→ PAGE EXTRACT
■ ■ ■ ■

The energy situation is more alarming. Ministers encouraged by officials seem to want to make us ever more reliant on imports though pipes and cables to European coasts, despite the shortages of energy on the continent and the clear dangers of relying on the goodwill of neighbours. Some want to introduce electricity rationing by price and to get people to only use power at certain times and days through sending price signals. Business will be rationed anyway through actual cut offs when there is not enough power. Aware of this danger many people in the UK refuse to accept a smart meter even though it is supplied to each free of charge, paid for out of general taxation. Many want us to keep our oil and gas under the sea, only to import far more liquified natural gas which not only adds to our colossal import bill but adds to world CO2 at the same time!

■ ■ ■ ■

→ DATA SUPPLIED
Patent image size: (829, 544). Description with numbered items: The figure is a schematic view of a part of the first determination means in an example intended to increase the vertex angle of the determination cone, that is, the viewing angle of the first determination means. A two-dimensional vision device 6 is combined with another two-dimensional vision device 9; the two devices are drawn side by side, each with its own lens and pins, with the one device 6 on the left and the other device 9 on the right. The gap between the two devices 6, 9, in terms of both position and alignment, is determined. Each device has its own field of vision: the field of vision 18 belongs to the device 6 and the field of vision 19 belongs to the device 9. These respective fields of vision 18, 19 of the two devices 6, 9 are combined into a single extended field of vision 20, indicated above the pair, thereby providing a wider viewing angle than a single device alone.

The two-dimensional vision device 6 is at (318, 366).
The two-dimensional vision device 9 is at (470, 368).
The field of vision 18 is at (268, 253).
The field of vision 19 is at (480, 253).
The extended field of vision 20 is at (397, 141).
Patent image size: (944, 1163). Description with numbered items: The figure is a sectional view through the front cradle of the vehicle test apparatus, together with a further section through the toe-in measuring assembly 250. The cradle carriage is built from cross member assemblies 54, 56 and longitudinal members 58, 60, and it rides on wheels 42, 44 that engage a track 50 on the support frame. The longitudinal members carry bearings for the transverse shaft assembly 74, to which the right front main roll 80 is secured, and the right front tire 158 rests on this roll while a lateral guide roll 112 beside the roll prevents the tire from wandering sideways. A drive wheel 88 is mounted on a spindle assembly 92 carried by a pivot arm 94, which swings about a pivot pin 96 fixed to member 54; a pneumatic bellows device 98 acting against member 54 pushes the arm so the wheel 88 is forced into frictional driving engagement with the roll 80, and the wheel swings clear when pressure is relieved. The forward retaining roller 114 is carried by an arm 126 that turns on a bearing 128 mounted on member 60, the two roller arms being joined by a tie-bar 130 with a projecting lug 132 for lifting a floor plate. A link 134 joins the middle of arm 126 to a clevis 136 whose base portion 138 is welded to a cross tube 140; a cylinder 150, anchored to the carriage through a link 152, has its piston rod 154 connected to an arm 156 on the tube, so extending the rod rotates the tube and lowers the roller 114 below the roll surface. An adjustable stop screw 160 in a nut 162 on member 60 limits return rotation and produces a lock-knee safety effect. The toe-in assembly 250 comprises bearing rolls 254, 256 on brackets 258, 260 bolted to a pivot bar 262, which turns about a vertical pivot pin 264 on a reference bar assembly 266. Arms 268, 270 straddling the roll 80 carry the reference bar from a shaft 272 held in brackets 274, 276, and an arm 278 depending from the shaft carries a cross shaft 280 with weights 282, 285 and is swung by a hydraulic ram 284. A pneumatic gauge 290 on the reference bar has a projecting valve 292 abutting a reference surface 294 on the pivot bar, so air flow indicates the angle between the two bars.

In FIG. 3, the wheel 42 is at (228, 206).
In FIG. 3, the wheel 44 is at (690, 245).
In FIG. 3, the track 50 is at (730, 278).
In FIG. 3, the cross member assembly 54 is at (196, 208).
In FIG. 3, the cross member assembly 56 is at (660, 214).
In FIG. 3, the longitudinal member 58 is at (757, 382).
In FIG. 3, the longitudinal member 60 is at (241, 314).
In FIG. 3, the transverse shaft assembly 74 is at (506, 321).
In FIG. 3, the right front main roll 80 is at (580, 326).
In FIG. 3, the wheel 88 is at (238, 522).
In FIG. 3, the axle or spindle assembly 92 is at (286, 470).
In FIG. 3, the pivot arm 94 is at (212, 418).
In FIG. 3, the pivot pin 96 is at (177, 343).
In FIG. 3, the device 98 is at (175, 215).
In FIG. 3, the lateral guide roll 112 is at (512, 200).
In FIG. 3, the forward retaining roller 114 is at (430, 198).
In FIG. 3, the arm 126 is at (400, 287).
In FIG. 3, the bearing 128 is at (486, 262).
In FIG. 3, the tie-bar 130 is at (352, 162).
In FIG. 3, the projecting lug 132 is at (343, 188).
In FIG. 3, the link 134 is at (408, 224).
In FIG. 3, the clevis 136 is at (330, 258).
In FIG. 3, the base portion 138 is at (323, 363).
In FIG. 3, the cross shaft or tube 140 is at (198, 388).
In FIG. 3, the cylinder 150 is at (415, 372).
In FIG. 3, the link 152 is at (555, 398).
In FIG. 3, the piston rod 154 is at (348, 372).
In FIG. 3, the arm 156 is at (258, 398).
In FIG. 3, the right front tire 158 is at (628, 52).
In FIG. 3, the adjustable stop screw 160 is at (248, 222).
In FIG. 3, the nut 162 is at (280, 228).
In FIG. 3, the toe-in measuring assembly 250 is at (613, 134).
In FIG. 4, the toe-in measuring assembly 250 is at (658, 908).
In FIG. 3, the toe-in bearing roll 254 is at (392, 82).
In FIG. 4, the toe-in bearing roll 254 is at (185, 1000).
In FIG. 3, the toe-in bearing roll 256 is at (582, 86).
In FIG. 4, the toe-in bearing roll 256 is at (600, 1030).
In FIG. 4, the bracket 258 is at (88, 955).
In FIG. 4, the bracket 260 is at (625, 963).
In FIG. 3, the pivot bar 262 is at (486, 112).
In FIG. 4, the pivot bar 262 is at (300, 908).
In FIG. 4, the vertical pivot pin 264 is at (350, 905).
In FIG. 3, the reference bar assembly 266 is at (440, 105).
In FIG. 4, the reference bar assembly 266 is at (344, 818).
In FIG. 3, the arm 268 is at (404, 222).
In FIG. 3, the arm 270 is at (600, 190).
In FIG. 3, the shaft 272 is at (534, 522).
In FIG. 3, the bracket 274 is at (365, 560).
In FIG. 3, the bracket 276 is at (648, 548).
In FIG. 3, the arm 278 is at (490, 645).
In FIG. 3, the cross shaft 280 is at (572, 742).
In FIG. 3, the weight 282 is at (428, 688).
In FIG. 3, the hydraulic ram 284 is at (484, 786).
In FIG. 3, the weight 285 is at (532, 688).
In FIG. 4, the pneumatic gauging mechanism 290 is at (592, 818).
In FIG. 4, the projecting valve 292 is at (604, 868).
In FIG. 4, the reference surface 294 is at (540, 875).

■ ■ ■ ■

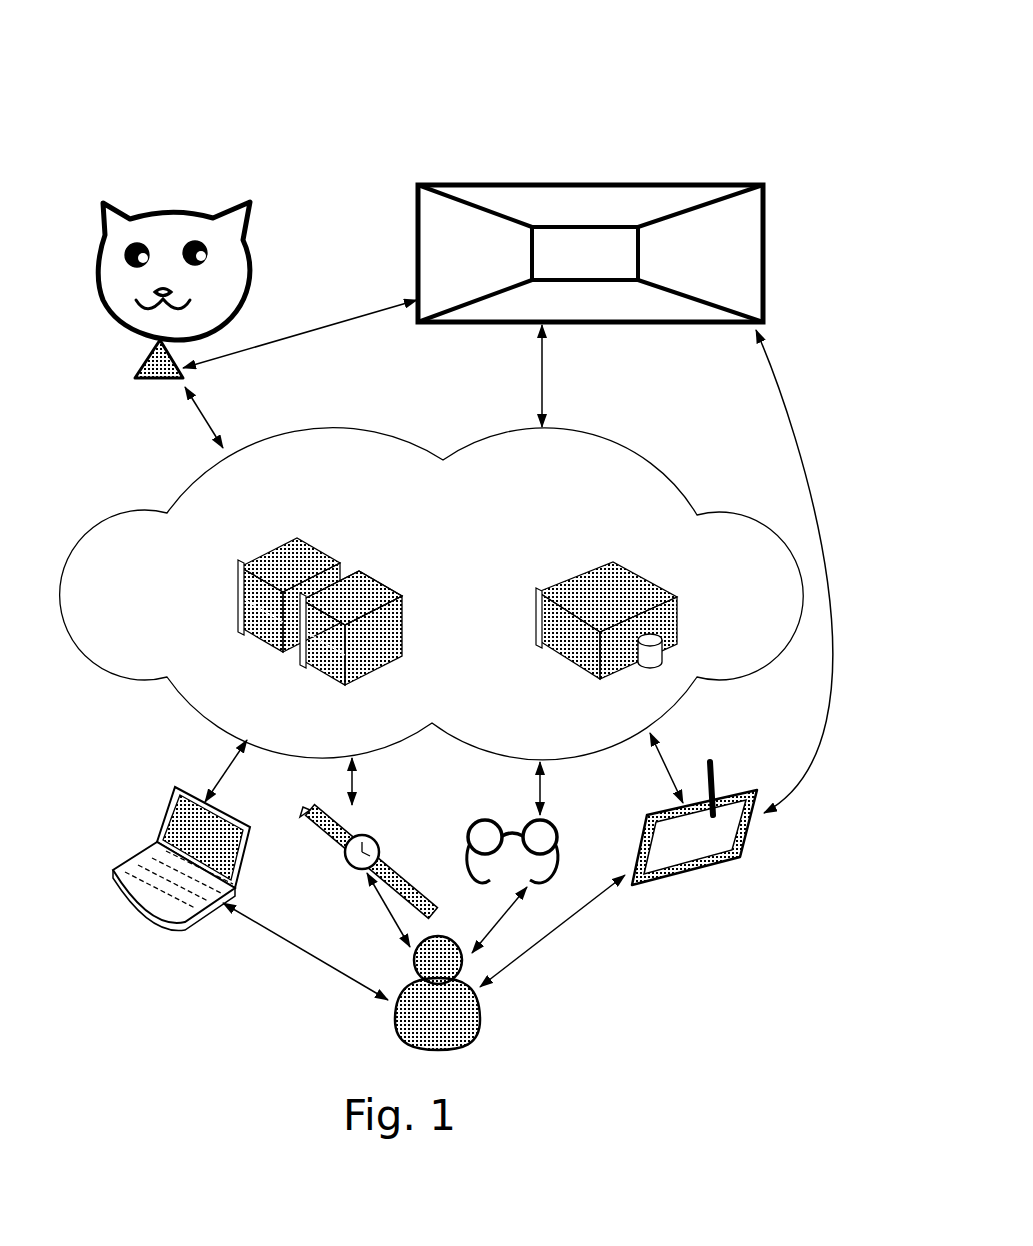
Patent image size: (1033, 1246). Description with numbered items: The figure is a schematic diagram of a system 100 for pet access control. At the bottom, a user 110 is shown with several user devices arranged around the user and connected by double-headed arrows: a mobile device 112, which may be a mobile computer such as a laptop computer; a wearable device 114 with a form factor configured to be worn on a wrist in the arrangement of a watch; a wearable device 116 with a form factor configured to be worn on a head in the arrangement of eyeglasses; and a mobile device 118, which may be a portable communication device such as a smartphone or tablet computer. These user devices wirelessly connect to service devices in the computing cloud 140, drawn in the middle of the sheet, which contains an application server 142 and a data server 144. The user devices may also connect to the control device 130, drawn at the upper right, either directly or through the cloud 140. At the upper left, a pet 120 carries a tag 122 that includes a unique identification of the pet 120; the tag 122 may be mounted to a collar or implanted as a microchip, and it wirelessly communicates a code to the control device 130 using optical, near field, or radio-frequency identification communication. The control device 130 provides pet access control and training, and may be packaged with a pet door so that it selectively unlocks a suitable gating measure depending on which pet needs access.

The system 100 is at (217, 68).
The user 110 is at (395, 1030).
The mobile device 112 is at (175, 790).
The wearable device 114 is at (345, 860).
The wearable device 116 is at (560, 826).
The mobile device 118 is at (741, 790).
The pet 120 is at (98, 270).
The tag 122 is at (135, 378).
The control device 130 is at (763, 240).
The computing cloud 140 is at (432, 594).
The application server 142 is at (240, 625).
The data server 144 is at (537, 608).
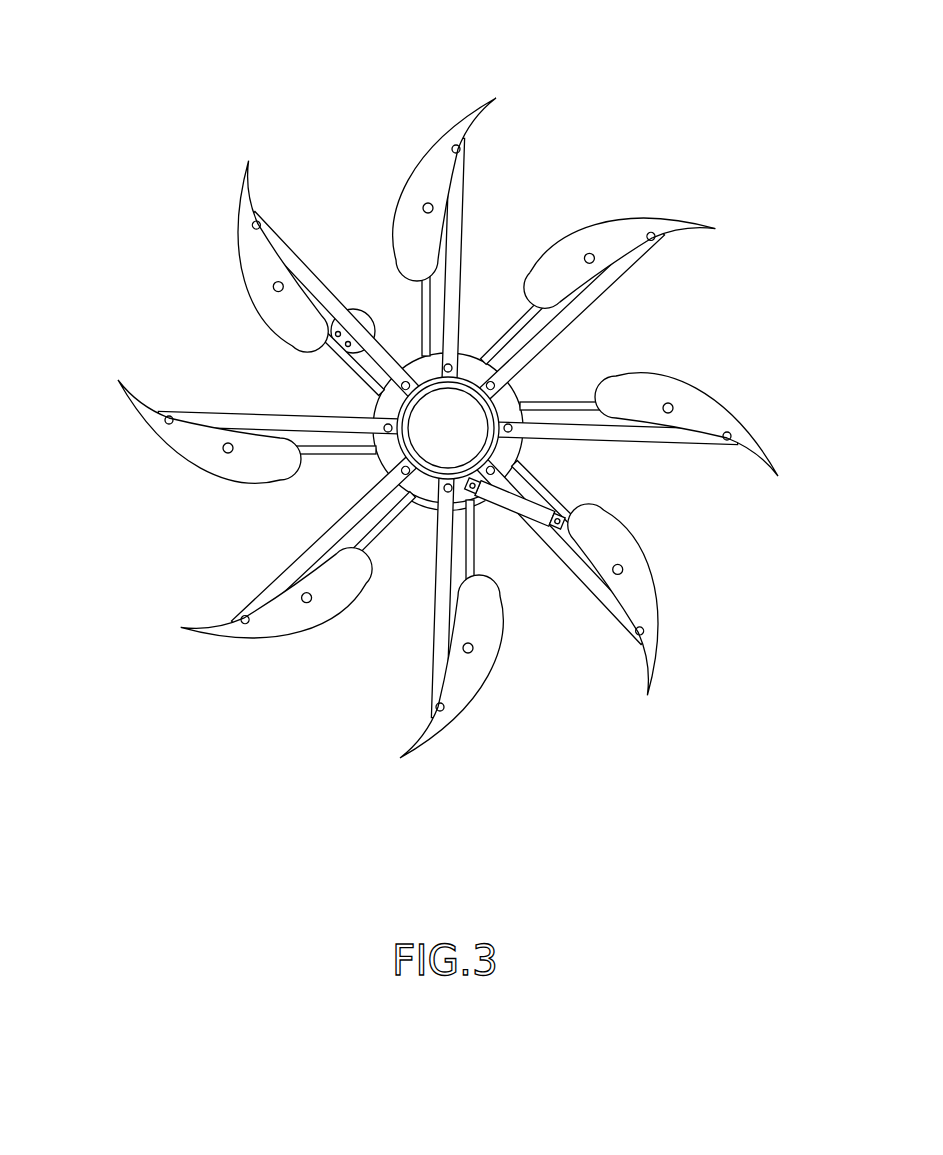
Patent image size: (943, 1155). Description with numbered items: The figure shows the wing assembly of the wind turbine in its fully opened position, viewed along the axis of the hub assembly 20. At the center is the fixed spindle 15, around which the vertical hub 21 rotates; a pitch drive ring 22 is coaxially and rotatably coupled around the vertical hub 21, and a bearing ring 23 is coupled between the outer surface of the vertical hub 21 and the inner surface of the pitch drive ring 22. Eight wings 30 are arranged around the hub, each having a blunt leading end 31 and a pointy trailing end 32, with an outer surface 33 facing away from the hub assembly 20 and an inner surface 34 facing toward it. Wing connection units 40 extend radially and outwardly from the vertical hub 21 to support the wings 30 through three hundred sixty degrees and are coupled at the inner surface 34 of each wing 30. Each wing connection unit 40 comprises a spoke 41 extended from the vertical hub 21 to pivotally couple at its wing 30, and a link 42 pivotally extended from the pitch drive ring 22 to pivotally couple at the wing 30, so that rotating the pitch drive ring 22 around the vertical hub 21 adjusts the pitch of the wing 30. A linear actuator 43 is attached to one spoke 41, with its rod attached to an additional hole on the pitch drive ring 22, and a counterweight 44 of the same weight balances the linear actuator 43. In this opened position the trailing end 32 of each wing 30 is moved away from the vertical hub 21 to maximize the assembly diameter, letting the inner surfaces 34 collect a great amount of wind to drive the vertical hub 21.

■ ■ ■ ■

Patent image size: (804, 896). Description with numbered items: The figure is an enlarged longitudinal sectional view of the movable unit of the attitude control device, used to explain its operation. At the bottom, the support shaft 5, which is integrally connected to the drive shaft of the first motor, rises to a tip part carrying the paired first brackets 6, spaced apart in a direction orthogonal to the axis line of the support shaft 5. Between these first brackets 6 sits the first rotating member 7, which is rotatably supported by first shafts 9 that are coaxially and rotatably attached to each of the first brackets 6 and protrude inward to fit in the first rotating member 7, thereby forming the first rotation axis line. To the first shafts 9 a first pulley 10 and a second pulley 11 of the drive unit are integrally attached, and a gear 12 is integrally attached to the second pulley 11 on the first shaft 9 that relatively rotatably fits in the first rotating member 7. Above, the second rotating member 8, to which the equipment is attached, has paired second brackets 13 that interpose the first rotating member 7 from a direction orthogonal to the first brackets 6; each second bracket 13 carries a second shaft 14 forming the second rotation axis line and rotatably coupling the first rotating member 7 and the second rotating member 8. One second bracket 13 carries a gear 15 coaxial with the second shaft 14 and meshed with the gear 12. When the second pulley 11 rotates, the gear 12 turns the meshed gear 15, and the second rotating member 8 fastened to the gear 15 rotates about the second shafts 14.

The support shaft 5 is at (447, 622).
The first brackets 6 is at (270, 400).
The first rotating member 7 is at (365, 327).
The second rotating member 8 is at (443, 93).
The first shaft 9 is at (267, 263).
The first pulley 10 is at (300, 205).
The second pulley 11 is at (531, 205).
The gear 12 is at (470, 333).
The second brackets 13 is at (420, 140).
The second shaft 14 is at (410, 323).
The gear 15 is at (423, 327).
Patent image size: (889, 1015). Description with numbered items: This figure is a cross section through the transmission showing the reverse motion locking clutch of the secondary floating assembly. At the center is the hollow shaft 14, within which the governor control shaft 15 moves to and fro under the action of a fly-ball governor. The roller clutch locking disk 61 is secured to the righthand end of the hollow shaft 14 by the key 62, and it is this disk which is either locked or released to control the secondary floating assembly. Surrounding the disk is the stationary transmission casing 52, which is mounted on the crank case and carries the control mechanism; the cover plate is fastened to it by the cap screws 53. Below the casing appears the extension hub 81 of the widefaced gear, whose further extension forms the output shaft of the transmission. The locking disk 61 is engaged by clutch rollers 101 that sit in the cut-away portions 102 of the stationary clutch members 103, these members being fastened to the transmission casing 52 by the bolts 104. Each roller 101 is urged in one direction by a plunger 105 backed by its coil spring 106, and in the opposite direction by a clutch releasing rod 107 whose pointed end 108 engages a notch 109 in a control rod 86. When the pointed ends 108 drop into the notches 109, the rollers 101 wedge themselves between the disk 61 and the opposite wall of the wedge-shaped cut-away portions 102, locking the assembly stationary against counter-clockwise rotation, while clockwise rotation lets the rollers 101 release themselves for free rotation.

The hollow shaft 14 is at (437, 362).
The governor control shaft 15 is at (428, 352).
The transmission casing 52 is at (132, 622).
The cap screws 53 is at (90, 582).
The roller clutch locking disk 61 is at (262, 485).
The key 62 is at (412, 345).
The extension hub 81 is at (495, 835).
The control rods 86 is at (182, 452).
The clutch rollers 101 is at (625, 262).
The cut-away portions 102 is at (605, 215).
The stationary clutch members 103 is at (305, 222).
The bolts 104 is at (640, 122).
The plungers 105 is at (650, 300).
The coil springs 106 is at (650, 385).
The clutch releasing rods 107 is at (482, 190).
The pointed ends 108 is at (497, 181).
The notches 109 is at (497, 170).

■ ■ ■ ■

→ TASK DIRECTIONS
The passage on the energy situation says several groups "want" something. List each group and what it is said to want.

→ TASK RESULT
- Ministers, encouraged by officials, want to make the country ever more reliant on imports through pipes and cables to European coasts.
- Some want to introduce electricity rationing by price, and to get people to use power only at certain times and days by sending price signals.
- Many want to keep the country's oil and gas under the sea.